[Dataset rows about figures]

____________________

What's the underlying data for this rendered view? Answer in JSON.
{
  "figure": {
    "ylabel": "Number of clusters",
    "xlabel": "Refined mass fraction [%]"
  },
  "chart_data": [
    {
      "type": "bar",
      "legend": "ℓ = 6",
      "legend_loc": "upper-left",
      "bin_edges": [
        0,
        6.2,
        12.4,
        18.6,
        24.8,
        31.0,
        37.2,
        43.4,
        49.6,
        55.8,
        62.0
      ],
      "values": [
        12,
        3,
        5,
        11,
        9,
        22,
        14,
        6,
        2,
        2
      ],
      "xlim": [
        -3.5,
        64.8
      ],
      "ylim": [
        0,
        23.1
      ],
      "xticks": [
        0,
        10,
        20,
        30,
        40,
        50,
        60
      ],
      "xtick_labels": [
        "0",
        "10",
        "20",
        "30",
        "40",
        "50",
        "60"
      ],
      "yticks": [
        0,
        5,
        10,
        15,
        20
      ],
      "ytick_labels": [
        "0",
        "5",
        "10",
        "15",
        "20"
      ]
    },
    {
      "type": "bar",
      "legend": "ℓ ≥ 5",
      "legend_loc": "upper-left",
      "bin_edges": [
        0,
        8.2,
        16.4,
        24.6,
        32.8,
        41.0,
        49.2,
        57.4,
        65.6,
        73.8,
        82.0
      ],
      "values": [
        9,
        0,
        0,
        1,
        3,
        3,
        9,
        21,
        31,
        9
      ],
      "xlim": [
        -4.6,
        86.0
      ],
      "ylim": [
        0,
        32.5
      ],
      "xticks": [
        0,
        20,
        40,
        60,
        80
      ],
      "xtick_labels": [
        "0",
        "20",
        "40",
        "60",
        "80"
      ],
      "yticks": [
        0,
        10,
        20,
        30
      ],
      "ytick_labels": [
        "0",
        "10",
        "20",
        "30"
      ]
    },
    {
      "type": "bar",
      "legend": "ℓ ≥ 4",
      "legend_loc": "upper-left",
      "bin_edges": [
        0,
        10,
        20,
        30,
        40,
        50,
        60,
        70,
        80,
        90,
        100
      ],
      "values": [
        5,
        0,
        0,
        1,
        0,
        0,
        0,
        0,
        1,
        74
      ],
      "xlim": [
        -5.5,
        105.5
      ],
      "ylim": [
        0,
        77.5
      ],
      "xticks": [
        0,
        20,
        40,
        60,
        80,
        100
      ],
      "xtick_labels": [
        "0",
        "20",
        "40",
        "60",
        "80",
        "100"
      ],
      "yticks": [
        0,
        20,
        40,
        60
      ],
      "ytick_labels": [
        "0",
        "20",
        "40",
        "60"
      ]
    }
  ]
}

____________________

What needs to be done
Write out the full listing, keeping every line exactly as it is.

Worked solution
What's the underlying data for this rendered view? Answer in JSON.
{
  "figure": {
    "ylabel": "Number of clusters",
    "xlabel": "Refined mass fraction [%]"
  },
  "chart_data": [
    {
      "type": "bar",
      "legend": "ℓ = 6",
      "legend_loc": "upper-left",
      "bin_edges": [
        0,
        6.2,
        12.4,
        18.6,
        24.8,
        31.0,
        37.2,
        43.4,
        49.6,
        55.8,
        62.0
      ],
      "values": [
        12,
        3,
        5,
        11,
        9,
        22,
        14,
        6,
        2,
        2
      ],
      "xlim": [
        -3.5,
        64.8
      ],
      "ylim": [
        0,
        23.1
      ],
      "xticks": [
        0,
        10,
        20,
        30,
        40,
        50,
        60
      ],
      "xtick_labels": [
        "0",
        "10",
        "20",
        "30",
        "40",
        "50",
        "60"
      ],
      "yticks": [
        0,
        5,
        10,
        15,
        20
      ],
      "ytick_labels": [
        "0",
        "5",
        "10",
        "15",
        "20"
      ]
    },
    {
      "type": "bar",
      "legend": "ℓ ≥ 5",
      "legend_loc": "upper-left",
      "bin_edges": [
        0,
        8.2,
        16.4,
        24.6,
        32.8,
        41.0,
        49.2,
        57.4,
        65.6,
        73.8,
        82.0
      ],
      "values": [
        9,
        0,
        0,
        1,
        3,
        3,
        9,
        21,
        31,
        9
      ],
      "xlim": [
        -4.6,
        86.0
      ],
      "ylim": [
        0,
        32.5
      ],
      "xticks": [
        0,
        20,
        40,
        60,
        80
      ],
      "xtick_labels": [
        "0",
        "20",
        "40",
        "60",
        "80"
      ],
      "yticks": [
        0,
        10,
        20,
        30
      ],
      "ytick_labels": [
        "0",
        "10",
        "20",
        "30"
      ]
    },
    {
      "type": "bar",
      "legend": "ℓ ≥ 4",
      "legend_loc": "upper-left",
      "bin_edges": [
        0,
        10,
        20,
        30,
        40,
        50,
        60,
        70,
        80,
        90,
        100
      ],
      "values": [
        5,
        0,
        0,
        1,
        0,
        0,
        0,
        0,
        1,
        74
      ],
      "xlim": [
        -5.5,
        105.5
      ],
      "ylim": [
        0,
        77.5
      ],
      "xticks": [
        0,
        20,
        40,
        60,
        80,
        100
      ],
      "xtick_labels": [
        "0",
        "20",
        "40",
        "60",
        "80",
        "100"
      ],
      "yticks": [
        0,
        20,
        40,
        60
      ],
      "ytick_labels": [
        "0",
        "20",
        "40",
        "60"
      ]
    }
  ]
}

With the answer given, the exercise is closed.